>> START Information provided

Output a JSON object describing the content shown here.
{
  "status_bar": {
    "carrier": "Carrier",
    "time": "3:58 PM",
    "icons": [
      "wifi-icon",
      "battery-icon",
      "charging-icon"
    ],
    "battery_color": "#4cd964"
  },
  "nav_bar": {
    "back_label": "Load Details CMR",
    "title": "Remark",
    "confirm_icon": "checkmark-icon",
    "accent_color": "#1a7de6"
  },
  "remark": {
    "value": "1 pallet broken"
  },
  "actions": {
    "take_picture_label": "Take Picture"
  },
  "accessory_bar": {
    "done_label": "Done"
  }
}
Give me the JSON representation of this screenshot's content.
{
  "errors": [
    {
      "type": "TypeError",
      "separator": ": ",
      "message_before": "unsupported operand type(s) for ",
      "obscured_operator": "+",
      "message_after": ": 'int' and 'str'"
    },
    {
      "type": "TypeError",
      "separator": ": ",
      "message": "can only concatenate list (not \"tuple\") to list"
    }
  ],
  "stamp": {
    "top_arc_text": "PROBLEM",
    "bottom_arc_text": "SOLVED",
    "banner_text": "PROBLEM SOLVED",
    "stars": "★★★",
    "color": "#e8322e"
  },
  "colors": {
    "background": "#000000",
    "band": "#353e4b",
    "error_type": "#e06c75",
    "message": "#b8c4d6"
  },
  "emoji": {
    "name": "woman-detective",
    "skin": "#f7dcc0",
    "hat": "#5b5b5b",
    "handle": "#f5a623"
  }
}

>> END Information provided

**Set task**
List all lines from the entries that include the word "PROBLEM".

**Response to this task**
    "top_arc_text": "PROBLEM",
    "banner_text": "PROBLEM SOLVED",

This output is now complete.